Task requirements. Reproduce the passage about the 1817 map of Hull and Sculcoates word for word, keeping every line and its punctuation unchanged.

Passage shown.
Start of Block

5th May, 2020 Sculcoates 15 Point of View 7.

The map extract above is taken from ‘A New Plan of the Town of Kingston upon Hull and its Environs’ published by ‘J. Craggs, Bookseller, Hull, 1817’. It shows the late-Georgian northward expansion of the built-up area of Hull into Sculcoates parish (Green Lane, near top of extract, still has that name, just north of the disused Jenning St. bridge over the River Hull as now).

Just north of Green Lane Cragg’s map shows the confluence of Barmston Drain (dug 1799-1800 to help drain the carr wetlands of the upper Hull valley region) and the River Hull, sited today under Wincolmlee.

The map extract also makes clear that both banks of the River Hull in-land of the ‘Old Port’ had become industrialised as the River was the main artery of commercial transport. Shown on the map are ‘timber yards’, ‘boat yards’, ‘ship yards’, ‘ropery’, ‘raffyards(?) and ‘Greenland yards’, this presumably related to the whaling industry still on the go at the time.

End of Block

Information.
Start of Block

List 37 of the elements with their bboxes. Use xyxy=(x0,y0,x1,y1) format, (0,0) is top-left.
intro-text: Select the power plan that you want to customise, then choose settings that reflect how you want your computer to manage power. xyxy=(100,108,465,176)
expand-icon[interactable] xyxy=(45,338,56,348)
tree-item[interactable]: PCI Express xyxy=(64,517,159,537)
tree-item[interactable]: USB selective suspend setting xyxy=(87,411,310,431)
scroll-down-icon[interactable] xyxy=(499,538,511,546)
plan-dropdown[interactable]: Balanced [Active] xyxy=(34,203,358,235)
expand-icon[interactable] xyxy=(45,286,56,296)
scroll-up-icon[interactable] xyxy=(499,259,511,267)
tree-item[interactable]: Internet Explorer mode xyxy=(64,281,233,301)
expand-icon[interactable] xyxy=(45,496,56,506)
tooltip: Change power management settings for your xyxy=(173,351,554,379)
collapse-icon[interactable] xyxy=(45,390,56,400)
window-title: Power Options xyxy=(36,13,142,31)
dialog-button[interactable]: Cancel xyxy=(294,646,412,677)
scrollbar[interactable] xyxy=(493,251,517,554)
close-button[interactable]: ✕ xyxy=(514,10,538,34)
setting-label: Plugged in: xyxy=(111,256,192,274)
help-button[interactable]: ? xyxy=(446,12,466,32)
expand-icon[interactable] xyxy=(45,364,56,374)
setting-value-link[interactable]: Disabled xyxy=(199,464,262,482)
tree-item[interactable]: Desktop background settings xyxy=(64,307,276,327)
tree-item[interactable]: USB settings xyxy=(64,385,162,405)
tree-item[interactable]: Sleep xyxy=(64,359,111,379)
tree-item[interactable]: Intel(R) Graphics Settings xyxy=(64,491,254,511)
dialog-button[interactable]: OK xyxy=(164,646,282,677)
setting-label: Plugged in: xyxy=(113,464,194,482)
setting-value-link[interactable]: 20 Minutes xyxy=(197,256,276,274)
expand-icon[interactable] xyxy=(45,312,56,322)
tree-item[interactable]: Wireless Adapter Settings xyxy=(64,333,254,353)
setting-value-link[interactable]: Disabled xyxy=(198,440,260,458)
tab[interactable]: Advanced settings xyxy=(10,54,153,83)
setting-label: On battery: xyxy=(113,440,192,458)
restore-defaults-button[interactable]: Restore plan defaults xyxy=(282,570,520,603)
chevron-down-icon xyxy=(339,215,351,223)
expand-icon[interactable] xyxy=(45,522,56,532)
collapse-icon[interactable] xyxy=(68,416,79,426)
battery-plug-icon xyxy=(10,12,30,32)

End of Block

Answer.
5th May, 2020 Sculcoates 15 Point of View 7.

The map extract above is taken from ‘A New Plan of the Town of Kingston upon Hull and its Environs’ published by ‘J. Craggs, Bookseller, Hull, 1817’. It shows the late-Georgian northward expansion of the built-up area of Hull into Sculcoates parish (Green Lane, near top of extract, still has that name, just north of the disused Jenning St. bridge over the River Hull as now).

Just north of Green Lane Cragg’s map shows the confluence of Barmston Drain (dug 1799-1800 to help drain the carr wetlands of the upper Hull valley region) and the River Hull, sited today under Wincolmlee.

The map extract also makes clear that both banks of the River Hull in-land of the ‘Old Port’ had become industrialised as the River was the main artery of commercial transport. Shown on the map are ‘timber yards’, ‘boat yards’, ‘ship yards’, ‘ropery’, ‘raffyards(?) and ‘Greenland yards’, this presumably related to the whaling industry still on the go at the time.